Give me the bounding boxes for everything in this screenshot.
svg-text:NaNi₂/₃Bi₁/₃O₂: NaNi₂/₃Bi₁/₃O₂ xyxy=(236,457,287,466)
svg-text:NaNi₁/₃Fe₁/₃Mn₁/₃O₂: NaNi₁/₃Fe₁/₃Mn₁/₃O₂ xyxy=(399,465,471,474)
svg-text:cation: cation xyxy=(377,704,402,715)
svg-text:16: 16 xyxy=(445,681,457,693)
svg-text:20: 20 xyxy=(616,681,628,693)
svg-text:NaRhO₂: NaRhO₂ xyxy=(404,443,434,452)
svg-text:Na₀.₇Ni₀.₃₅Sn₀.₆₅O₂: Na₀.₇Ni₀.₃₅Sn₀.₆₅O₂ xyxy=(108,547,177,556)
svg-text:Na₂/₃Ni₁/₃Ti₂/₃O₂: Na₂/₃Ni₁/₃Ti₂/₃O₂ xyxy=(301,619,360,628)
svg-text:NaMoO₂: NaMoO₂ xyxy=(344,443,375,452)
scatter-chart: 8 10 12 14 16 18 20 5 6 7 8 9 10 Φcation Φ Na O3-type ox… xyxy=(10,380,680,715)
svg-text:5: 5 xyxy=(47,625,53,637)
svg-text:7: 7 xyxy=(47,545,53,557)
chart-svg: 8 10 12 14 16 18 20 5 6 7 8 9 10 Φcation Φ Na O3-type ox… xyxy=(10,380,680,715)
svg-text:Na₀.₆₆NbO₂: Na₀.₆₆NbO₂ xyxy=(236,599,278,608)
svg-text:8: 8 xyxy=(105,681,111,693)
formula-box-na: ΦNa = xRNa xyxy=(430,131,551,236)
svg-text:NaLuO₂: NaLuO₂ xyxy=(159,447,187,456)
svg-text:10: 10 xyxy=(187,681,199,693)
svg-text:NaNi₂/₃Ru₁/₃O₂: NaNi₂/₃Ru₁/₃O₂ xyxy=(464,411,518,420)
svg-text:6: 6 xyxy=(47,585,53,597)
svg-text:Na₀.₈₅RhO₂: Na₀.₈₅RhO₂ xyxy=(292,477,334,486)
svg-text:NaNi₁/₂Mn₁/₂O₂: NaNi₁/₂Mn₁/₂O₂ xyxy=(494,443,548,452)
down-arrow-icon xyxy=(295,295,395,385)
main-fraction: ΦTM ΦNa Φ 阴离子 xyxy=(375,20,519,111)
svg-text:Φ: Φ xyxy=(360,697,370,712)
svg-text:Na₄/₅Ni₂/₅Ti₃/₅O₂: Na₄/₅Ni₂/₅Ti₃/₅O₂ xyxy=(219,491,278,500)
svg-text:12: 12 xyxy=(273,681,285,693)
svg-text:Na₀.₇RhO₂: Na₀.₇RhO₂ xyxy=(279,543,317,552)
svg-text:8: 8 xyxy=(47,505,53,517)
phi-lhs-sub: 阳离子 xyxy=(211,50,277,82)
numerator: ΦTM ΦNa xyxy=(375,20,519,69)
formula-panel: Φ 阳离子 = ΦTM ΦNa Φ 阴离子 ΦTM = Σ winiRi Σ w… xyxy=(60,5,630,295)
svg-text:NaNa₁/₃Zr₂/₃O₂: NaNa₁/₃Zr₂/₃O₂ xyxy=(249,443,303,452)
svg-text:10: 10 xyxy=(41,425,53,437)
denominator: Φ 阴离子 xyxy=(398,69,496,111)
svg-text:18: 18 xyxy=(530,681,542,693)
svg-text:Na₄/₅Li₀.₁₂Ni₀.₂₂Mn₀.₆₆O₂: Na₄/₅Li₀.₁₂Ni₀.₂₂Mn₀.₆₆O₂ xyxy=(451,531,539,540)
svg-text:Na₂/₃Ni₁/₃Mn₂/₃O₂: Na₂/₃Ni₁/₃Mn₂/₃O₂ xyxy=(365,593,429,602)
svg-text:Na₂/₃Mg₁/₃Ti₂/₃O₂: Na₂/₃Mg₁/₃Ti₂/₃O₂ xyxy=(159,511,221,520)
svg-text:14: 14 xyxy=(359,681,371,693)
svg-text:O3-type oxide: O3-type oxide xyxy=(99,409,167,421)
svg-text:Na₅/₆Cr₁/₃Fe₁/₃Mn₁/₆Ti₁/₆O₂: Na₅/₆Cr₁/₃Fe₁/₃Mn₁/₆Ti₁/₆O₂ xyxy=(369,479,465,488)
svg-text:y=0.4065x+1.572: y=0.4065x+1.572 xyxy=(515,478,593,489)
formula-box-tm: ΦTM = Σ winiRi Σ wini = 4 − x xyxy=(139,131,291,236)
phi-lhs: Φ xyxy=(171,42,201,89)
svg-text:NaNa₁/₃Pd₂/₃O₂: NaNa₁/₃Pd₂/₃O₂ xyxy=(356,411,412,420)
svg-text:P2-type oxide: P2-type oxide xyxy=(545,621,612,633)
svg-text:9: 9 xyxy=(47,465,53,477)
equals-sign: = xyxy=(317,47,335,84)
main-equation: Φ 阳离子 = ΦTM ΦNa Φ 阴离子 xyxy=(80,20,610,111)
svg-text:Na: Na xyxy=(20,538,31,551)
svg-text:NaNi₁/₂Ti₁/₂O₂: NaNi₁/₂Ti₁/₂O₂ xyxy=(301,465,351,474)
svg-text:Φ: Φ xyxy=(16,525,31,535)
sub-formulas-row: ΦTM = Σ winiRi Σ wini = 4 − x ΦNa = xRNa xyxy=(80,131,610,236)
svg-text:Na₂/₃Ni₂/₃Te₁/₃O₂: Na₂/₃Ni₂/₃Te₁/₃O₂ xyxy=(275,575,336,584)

○ ○ ○ ○ ○

• **Exercise instructions**
Reproduce the listing word for word, starting with its first line and ending with the line that contains "svg-text:cation: cation xyxy=(377,704,402,715)", including both of those lines.

• **Task output**
Give me the bounding boxes for everything in this screenshot.
svg-text:NaNi₂/₃Bi₁/₃O₂: NaNi₂/₃Bi₁/₃O₂ xyxy=(236,457,287,466)
svg-text:NaNi₁/₃Fe₁/₃Mn₁/₃O₂: NaNi₁/₃Fe₁/₃Mn₁/₃O₂ xyxy=(399,465,471,474)
svg-text:cation: cation xyxy=(377,704,402,715)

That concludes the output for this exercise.